Task brief. Spot each line that carries the word "GAPDH"; copy those lines.

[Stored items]
────────────────────────────────────────

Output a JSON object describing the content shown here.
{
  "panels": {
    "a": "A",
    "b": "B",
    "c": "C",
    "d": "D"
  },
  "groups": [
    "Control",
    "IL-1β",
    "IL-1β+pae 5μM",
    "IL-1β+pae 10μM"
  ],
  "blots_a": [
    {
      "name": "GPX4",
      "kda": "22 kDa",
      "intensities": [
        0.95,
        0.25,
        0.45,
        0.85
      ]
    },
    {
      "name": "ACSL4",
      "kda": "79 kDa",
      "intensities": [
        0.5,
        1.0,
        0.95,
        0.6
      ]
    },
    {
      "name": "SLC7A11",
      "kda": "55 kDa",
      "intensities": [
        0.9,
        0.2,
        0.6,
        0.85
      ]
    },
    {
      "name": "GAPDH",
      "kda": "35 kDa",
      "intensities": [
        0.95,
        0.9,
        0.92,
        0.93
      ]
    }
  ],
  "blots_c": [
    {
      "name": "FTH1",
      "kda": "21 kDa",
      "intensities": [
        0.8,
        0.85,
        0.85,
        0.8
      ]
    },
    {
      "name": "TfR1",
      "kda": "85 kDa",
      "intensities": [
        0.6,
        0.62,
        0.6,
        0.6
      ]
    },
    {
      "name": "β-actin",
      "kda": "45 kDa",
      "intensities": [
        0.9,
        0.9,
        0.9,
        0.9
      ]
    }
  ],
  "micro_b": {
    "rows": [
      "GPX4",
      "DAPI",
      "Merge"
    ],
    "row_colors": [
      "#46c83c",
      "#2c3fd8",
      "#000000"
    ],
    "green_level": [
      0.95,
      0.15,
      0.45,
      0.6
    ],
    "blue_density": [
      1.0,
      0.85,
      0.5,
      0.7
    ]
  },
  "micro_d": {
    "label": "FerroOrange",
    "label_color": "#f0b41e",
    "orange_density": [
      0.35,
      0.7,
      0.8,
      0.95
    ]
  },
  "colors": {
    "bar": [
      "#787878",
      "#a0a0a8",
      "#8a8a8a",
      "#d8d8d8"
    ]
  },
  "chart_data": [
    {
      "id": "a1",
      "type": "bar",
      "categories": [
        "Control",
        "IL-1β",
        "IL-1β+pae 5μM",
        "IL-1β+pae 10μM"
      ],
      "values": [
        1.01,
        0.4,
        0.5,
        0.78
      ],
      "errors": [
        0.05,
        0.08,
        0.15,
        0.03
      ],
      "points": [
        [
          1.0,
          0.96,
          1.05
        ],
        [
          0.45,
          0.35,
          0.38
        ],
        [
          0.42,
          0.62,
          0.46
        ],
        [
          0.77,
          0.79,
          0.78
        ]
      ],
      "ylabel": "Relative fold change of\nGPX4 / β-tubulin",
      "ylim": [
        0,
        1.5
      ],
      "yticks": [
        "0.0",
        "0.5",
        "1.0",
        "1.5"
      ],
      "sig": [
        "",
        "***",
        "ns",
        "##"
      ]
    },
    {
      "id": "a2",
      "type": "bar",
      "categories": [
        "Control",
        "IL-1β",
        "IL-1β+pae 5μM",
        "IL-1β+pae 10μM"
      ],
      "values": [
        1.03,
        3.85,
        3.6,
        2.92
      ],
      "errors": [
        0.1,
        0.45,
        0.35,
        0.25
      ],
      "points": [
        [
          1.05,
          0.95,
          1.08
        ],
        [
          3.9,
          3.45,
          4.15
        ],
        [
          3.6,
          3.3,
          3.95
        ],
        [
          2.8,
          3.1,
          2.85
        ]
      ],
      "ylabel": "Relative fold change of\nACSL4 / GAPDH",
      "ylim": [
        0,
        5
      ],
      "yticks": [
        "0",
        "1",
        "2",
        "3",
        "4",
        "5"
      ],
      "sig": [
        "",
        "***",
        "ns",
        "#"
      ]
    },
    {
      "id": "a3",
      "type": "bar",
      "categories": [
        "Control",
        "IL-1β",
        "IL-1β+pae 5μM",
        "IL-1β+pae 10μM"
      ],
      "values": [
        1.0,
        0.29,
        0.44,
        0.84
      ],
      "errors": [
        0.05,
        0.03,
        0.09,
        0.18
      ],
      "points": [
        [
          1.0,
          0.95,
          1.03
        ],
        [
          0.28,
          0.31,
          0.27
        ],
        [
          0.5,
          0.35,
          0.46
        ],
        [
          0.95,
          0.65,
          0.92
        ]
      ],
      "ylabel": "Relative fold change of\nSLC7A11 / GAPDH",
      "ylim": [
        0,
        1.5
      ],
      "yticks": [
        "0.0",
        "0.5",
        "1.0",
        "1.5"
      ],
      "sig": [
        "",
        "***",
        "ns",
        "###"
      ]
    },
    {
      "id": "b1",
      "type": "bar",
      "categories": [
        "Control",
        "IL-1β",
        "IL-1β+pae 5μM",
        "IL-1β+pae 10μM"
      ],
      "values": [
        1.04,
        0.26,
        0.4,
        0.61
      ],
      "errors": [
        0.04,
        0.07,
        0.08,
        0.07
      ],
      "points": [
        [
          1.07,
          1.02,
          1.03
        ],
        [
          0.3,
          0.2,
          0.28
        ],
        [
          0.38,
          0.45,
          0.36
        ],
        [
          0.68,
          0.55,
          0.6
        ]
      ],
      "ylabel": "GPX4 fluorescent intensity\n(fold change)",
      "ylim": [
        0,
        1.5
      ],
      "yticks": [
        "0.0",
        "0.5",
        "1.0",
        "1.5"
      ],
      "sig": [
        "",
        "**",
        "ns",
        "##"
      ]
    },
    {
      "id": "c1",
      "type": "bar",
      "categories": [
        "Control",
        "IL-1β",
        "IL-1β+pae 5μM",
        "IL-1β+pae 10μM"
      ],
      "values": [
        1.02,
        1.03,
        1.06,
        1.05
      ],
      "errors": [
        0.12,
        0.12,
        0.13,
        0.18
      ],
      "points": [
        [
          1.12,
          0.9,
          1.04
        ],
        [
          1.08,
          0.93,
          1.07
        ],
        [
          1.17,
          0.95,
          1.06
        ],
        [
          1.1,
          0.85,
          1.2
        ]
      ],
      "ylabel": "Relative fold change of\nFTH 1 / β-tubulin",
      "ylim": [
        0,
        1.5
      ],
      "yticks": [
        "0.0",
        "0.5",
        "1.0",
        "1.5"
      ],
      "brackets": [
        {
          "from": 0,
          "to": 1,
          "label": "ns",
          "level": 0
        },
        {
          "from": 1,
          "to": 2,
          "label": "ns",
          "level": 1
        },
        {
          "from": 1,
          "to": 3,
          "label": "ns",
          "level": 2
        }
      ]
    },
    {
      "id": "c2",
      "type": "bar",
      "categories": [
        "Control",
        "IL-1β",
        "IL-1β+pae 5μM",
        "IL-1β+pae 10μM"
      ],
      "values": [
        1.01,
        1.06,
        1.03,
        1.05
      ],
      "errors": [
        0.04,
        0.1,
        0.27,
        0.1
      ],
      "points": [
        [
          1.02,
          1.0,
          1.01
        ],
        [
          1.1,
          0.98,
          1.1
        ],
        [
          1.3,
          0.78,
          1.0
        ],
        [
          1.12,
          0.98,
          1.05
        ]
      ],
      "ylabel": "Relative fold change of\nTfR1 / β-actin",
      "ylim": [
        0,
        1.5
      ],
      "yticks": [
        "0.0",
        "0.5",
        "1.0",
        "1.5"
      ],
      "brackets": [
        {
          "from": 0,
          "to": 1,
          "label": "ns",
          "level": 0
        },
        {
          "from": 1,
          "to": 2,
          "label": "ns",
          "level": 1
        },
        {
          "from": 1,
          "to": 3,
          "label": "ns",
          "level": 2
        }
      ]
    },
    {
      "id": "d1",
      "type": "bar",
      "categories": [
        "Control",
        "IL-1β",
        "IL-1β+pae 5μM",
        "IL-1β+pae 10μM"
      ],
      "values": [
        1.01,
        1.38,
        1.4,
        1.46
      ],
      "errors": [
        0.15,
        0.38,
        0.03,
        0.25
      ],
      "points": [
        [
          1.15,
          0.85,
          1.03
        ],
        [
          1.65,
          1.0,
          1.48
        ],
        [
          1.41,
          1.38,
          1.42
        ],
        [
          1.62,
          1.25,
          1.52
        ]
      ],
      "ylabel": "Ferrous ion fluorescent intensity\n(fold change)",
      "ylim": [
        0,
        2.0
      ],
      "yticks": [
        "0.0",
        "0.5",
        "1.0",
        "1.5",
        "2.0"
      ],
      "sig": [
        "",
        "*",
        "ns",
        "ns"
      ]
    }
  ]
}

────────────────────────────────────────

Full answer.
      "name": "GAPDH",
      "ylabel": "Relative fold change of\nACSL4 / GAPDH",
      "ylabel": "Relative fold change of\nSLC7A11 / GAPDH",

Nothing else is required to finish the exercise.